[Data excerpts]
— BEGIN —
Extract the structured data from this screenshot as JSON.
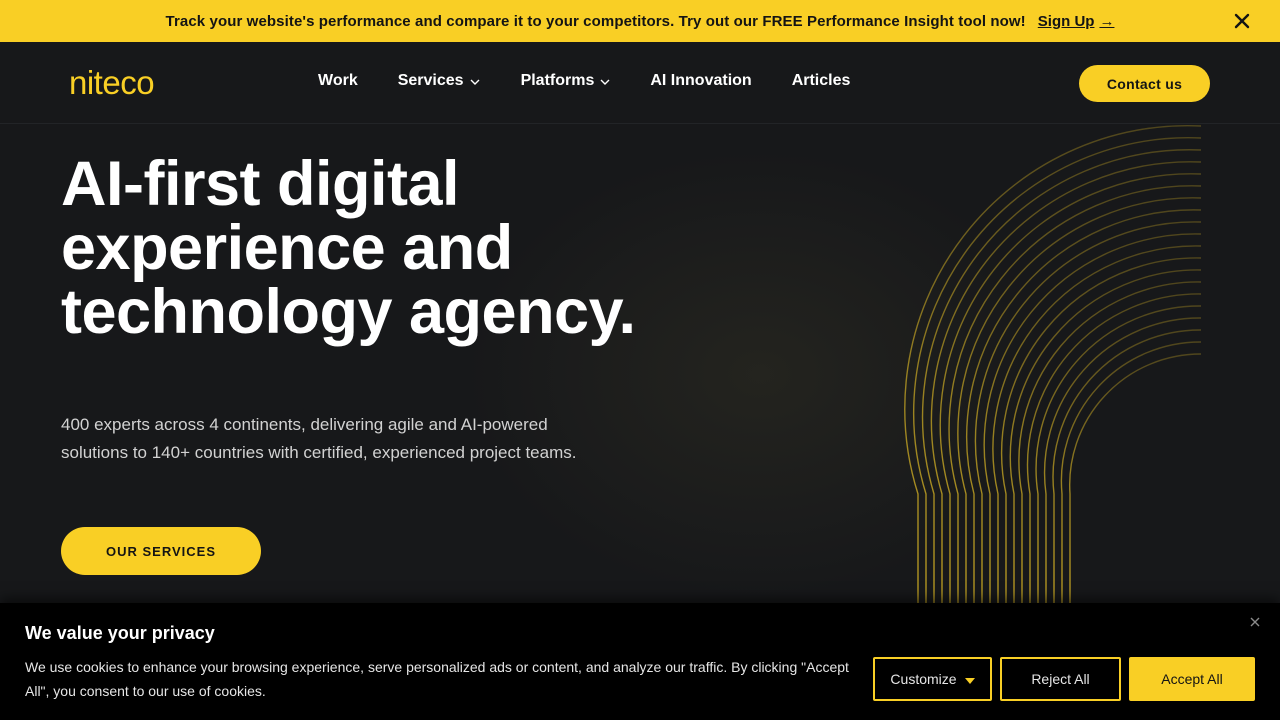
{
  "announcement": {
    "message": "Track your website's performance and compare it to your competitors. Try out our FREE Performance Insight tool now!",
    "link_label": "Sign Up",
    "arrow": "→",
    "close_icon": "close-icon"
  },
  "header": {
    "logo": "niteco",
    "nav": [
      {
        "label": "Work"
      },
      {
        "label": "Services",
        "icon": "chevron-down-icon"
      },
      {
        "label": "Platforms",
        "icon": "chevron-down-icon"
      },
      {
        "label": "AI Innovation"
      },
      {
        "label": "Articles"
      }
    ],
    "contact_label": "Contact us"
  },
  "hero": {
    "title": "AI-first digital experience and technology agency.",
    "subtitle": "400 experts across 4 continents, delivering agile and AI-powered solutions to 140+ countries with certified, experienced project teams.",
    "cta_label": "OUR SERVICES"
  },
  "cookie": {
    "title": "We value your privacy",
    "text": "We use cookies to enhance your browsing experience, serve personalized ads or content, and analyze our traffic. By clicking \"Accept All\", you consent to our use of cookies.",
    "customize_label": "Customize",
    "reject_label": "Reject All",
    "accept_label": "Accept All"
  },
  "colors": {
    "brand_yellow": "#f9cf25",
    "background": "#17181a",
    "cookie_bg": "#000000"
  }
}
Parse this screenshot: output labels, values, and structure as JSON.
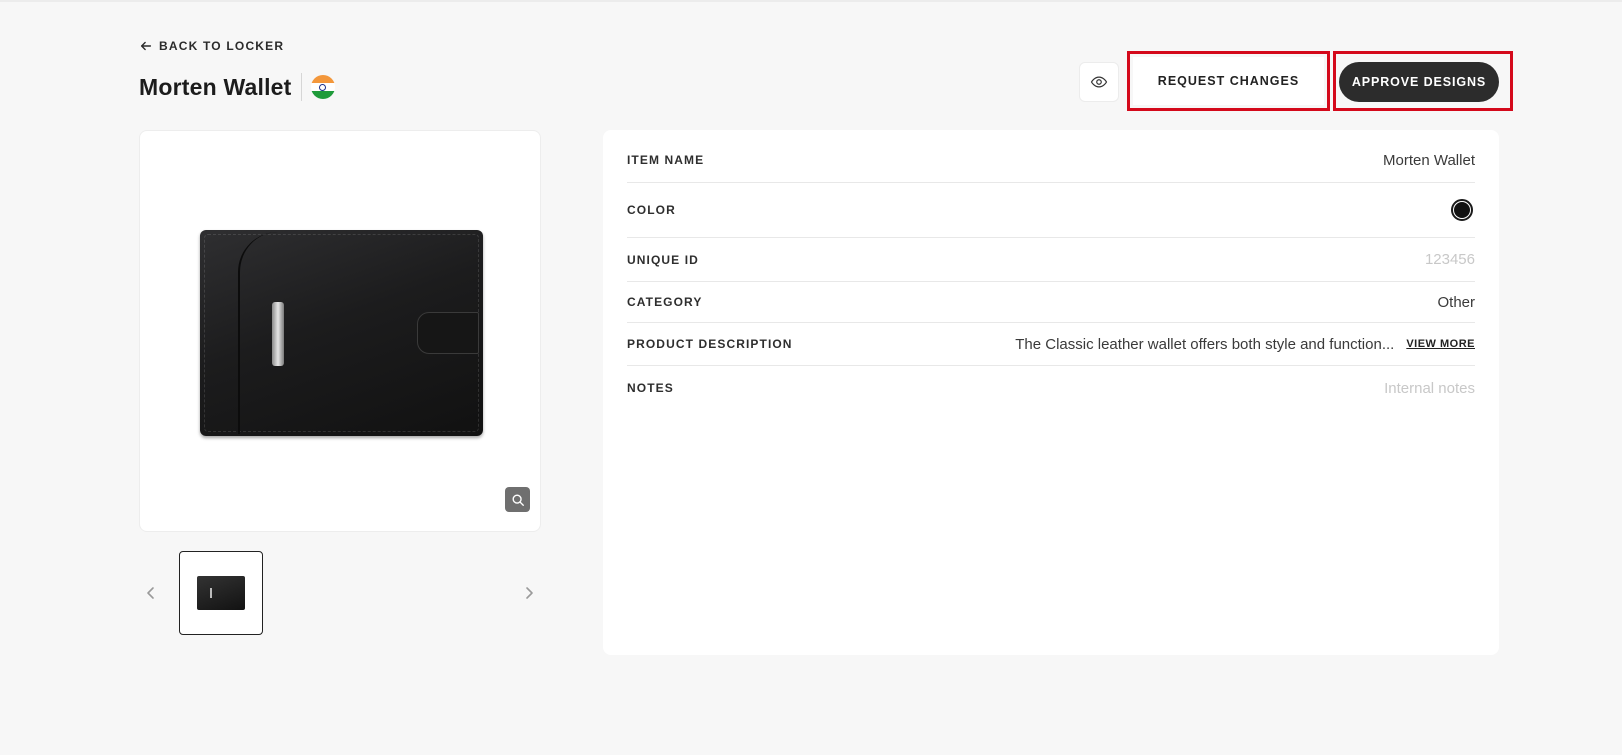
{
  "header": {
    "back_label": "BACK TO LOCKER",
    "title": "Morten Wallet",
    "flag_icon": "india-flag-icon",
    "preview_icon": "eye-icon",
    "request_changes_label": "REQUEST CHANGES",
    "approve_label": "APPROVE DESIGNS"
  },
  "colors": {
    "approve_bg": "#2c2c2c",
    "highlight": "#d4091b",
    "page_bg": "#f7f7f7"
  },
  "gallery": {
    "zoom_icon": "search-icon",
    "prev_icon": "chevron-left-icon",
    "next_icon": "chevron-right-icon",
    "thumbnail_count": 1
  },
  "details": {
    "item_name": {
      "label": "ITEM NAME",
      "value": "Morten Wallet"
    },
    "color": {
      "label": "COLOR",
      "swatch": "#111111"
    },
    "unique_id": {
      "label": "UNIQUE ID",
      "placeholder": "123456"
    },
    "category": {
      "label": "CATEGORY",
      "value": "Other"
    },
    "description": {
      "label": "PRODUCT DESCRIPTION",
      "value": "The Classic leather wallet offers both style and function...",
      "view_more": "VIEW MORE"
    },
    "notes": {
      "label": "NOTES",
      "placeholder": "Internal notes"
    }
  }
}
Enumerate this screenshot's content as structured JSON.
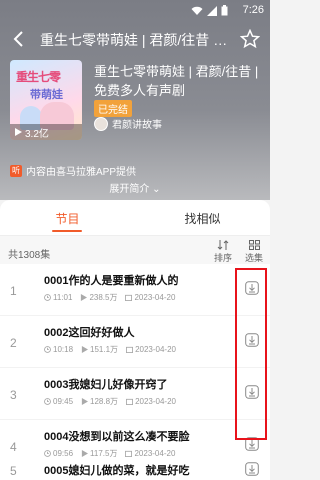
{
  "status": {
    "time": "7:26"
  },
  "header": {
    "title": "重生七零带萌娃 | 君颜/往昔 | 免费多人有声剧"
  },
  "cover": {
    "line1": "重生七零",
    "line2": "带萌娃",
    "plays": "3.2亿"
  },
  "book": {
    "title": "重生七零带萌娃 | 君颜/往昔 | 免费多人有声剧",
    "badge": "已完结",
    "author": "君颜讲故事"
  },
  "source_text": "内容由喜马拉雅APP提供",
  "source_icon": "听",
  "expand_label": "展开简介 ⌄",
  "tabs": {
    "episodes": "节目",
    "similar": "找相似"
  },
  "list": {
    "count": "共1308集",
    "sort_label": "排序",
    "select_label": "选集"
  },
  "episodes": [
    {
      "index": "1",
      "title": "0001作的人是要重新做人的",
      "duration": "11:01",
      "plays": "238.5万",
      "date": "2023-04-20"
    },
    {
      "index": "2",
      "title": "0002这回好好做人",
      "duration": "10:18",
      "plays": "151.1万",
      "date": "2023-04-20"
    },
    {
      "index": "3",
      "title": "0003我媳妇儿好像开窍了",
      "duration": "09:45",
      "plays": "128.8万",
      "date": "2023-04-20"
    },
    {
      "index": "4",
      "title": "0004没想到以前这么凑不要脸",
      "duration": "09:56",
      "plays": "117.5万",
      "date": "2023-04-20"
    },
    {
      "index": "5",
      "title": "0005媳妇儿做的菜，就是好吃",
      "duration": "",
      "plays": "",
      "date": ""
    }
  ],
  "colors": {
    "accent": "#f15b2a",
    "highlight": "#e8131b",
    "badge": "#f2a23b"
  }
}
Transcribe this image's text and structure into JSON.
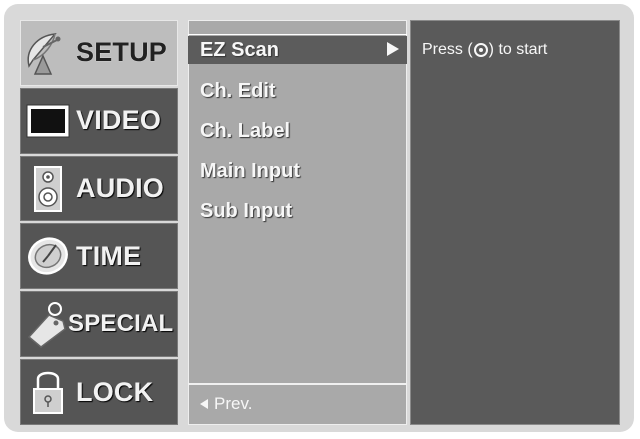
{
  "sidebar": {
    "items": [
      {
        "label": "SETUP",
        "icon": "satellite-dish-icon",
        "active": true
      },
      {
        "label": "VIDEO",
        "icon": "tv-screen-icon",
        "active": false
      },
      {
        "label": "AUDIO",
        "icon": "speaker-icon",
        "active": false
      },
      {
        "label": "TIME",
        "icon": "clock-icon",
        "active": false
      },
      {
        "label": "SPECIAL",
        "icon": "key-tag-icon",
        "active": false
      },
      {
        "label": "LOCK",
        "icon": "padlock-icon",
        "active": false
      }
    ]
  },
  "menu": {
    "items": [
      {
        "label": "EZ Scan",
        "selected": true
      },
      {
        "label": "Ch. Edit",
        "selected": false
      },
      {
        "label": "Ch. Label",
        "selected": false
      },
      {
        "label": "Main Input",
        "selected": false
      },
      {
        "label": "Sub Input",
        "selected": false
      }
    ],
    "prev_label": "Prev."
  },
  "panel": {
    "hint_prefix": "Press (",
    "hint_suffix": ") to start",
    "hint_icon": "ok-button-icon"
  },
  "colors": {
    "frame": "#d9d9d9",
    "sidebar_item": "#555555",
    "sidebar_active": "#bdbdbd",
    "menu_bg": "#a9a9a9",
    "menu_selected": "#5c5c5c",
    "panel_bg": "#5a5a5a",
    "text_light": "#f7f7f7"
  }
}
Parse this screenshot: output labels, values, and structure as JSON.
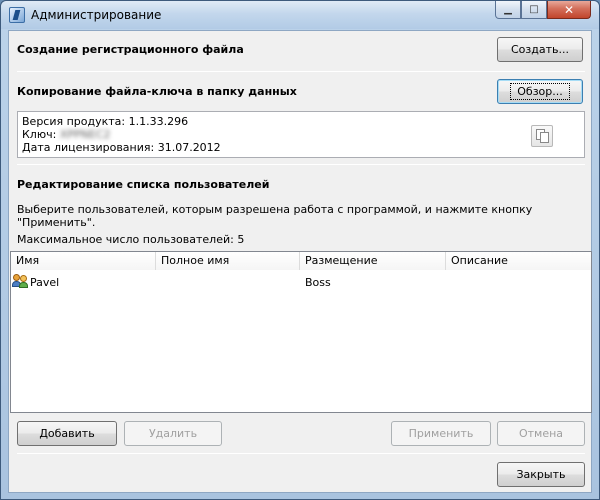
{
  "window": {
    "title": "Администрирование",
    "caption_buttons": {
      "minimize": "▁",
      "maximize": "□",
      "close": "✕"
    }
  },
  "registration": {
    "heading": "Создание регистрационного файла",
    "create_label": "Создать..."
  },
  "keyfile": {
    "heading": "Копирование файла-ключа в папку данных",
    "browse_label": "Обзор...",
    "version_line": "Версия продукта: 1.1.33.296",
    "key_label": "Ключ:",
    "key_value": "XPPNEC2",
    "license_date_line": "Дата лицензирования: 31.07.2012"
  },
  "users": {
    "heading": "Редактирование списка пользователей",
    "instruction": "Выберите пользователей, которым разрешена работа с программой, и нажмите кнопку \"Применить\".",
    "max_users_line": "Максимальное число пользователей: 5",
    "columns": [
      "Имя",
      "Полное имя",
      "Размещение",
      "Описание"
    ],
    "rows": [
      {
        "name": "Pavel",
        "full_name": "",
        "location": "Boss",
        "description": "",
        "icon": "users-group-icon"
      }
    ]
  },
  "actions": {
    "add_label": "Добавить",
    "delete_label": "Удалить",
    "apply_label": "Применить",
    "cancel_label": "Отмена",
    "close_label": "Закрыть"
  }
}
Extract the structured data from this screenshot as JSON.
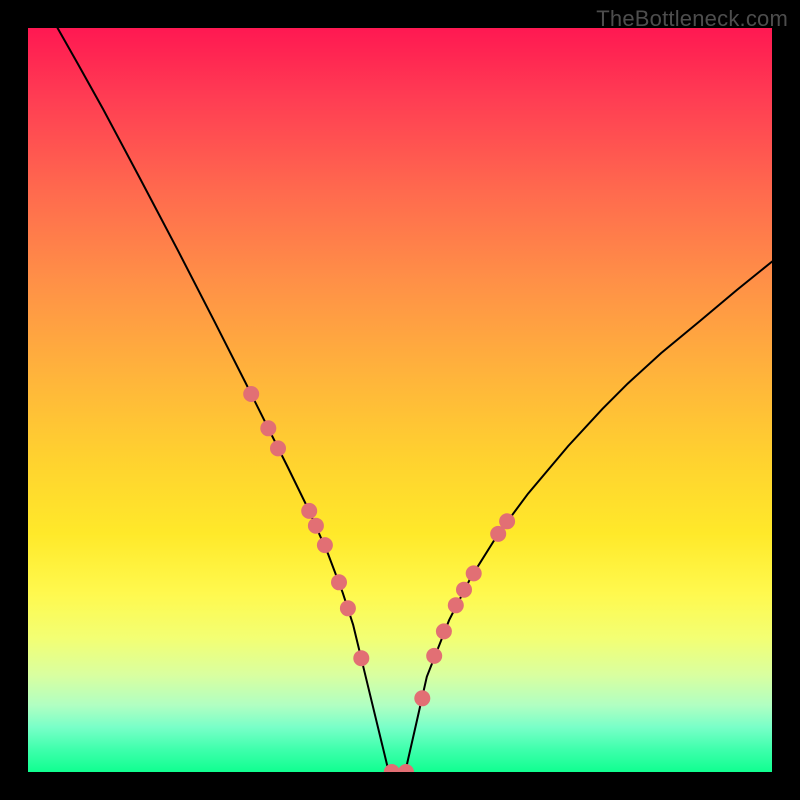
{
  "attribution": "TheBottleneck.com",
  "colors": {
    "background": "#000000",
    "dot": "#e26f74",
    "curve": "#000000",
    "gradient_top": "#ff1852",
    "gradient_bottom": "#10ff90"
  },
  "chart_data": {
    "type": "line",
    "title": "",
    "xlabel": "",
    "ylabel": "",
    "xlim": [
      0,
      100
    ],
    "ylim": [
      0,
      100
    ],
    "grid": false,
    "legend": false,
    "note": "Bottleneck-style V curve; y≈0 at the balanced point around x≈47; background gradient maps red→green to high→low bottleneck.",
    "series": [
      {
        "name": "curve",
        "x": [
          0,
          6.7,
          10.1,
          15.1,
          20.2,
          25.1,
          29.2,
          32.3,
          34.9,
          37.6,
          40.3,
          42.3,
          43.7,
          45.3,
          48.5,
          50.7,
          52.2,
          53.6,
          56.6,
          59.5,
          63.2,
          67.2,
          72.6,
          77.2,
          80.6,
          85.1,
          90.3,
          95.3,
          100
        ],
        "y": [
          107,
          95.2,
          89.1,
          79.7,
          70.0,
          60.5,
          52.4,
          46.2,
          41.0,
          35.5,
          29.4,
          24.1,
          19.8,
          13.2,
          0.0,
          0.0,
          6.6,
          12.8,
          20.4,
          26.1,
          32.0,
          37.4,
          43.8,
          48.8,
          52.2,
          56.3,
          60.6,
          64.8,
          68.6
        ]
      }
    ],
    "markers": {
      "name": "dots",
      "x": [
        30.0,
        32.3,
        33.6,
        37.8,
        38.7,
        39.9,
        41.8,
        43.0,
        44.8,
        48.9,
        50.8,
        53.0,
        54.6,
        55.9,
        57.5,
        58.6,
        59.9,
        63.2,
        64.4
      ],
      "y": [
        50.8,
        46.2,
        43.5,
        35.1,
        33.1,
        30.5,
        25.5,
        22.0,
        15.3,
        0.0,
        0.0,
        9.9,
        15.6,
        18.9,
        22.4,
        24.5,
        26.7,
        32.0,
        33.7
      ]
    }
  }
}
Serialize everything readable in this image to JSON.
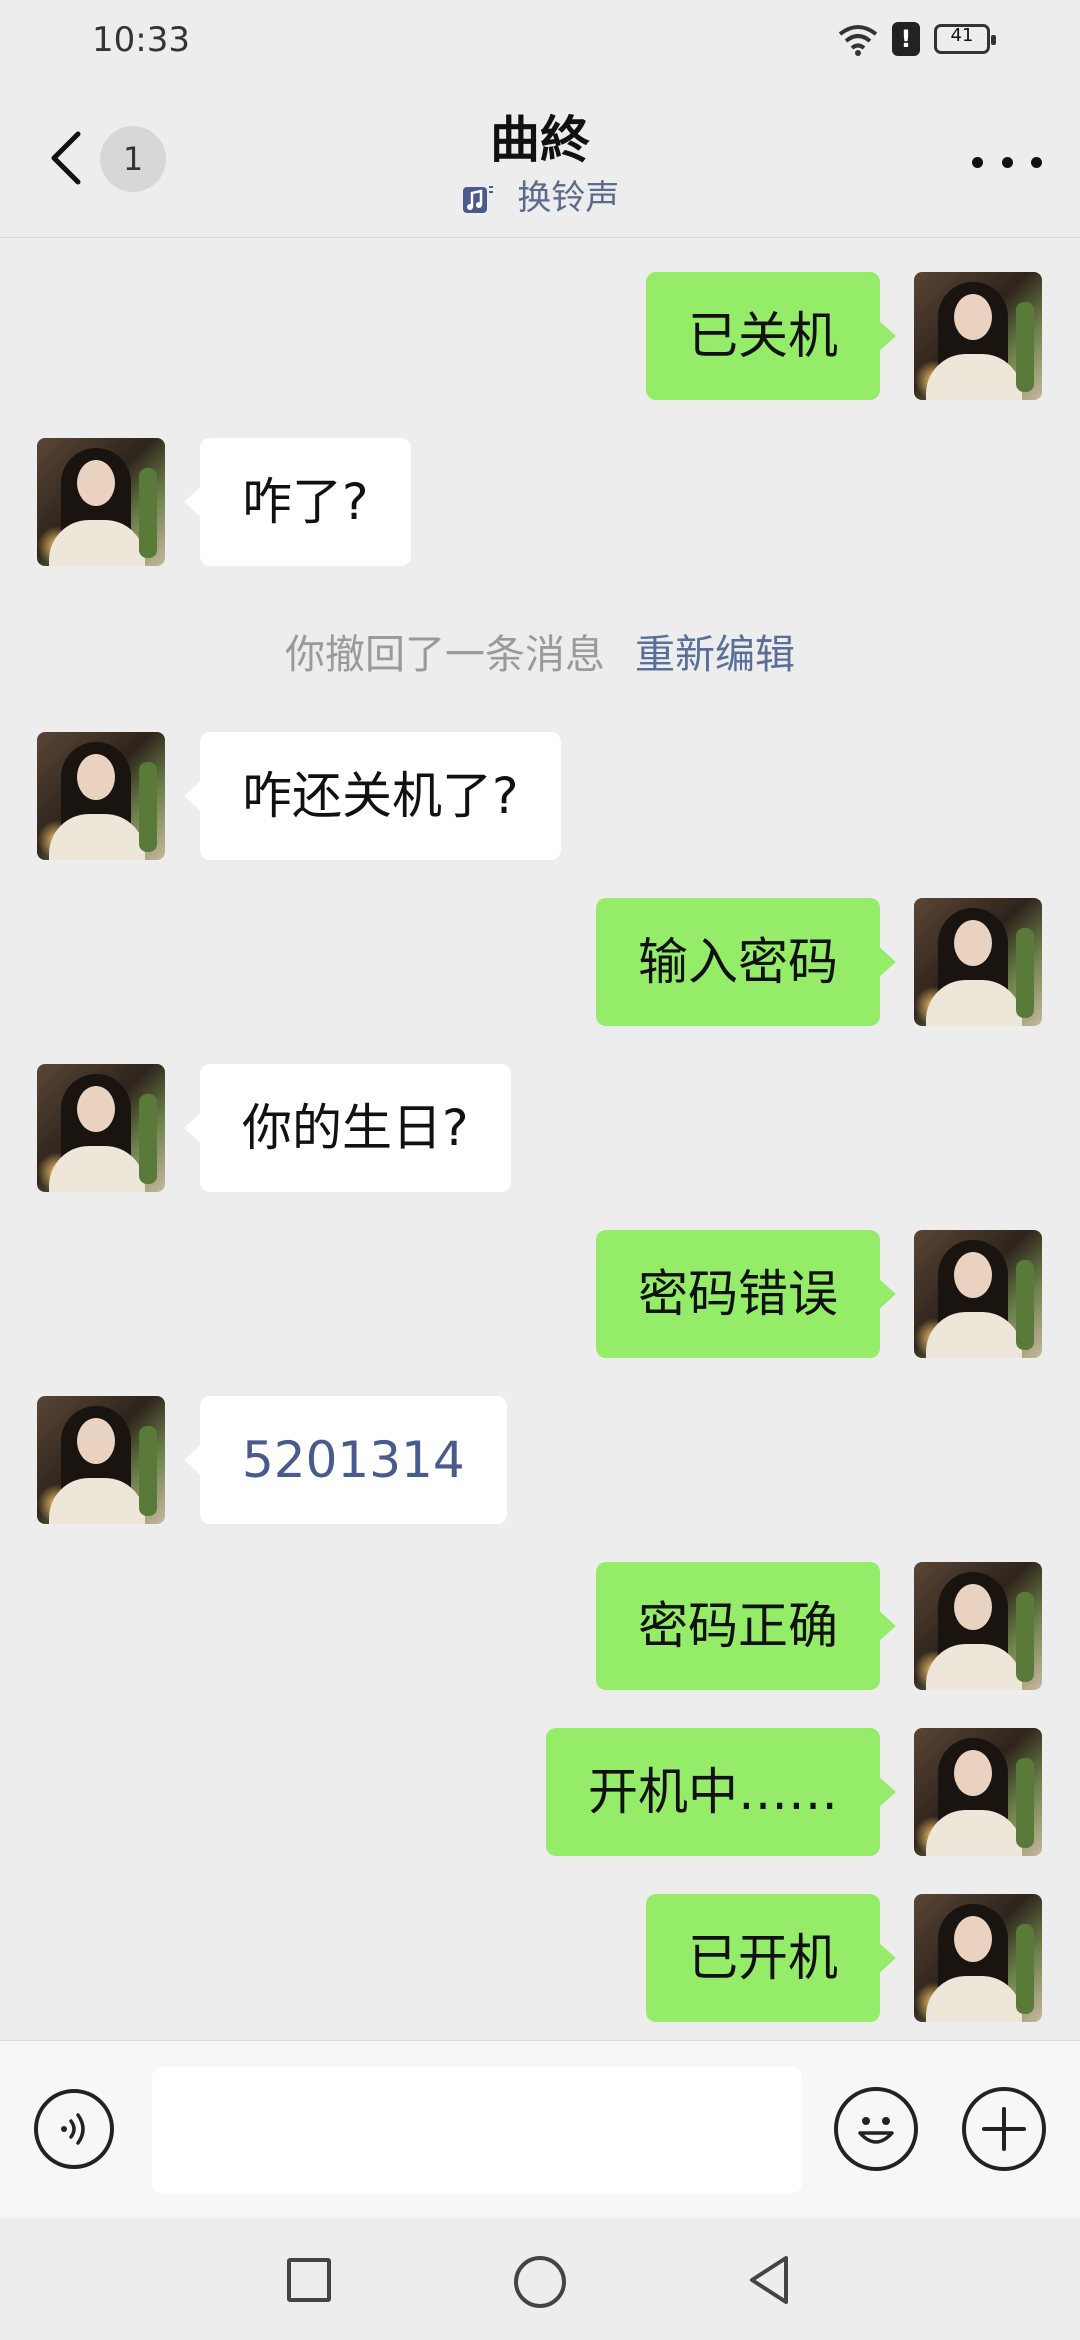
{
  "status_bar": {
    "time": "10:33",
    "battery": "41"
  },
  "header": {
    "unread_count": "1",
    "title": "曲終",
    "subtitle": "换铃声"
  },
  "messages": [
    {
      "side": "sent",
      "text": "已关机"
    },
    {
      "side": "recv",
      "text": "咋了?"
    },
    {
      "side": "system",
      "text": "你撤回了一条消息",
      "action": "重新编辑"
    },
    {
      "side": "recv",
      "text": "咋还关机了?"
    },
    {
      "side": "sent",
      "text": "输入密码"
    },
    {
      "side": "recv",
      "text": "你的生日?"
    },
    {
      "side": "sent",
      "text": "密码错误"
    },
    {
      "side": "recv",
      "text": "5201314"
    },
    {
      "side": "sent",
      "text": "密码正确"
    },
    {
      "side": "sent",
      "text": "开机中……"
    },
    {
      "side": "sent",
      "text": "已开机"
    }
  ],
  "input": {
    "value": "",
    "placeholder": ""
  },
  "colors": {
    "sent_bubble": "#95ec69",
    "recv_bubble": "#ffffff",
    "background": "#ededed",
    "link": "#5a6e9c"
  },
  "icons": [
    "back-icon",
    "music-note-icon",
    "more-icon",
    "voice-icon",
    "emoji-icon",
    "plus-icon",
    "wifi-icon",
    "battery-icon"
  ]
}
— END —
* [Goal of the exercise]:
Find and count the lines of the data that include the string "Применить", and report that figure by itself.

* [Response to the exercise]:
2